EXERCISE INSTRUCTIONS »
Restate the full set of records exactly, word for word.

>> start RECORD SET

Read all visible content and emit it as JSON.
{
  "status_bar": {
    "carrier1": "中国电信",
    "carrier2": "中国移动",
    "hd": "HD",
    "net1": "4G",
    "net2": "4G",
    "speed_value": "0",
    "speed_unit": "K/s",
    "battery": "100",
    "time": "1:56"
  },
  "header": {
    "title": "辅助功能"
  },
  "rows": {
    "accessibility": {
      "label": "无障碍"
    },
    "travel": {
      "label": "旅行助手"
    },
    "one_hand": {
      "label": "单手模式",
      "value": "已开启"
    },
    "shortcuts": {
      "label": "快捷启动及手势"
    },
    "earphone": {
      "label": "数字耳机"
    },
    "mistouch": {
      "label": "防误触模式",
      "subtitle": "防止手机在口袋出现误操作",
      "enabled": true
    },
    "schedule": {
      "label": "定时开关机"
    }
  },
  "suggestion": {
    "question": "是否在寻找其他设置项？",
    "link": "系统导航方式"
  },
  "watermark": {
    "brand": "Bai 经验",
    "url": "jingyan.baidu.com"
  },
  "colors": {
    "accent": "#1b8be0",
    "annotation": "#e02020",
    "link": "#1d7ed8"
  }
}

>> end RECORD SET

CORRECT OUTPUT »
Read all visible content and emit it as JSON.
{
  "status_bar": {
    "carrier1": "中国电信",
    "carrier2": "中国移动",
    "hd": "HD",
    "net1": "4G",
    "net2": "4G",
    "speed_value": "0",
    "speed_unit": "K/s",
    "battery": "100",
    "time": "1:56"
  },
  "header": {
    "title": "辅助功能"
  },
  "rows": {
    "accessibility": {
      "label": "无障碍"
    },
    "travel": {
      "label": "旅行助手"
    },
    "one_hand": {
      "label": "单手模式",
      "value": "已开启"
    },
    "shortcuts": {
      "label": "快捷启动及手势"
    },
    "earphone": {
      "label": "数字耳机"
    },
    "mistouch": {
      "label": "防误触模式",
      "subtitle": "防止手机在口袋出现误操作",
      "enabled": true
    },
    "schedule": {
      "label": "定时开关机"
    }
  },
  "suggestion": {
    "question": "是否在寻找其他设置项？",
    "link": "系统导航方式"
  },
  "watermark": {
    "brand": "Bai 经验",
    "url": "jingyan.baidu.com"
  },
  "colors": {
    "accent": "#1b8be0",
    "annotation": "#e02020",
    "link": "#1d7ed8"
  }
}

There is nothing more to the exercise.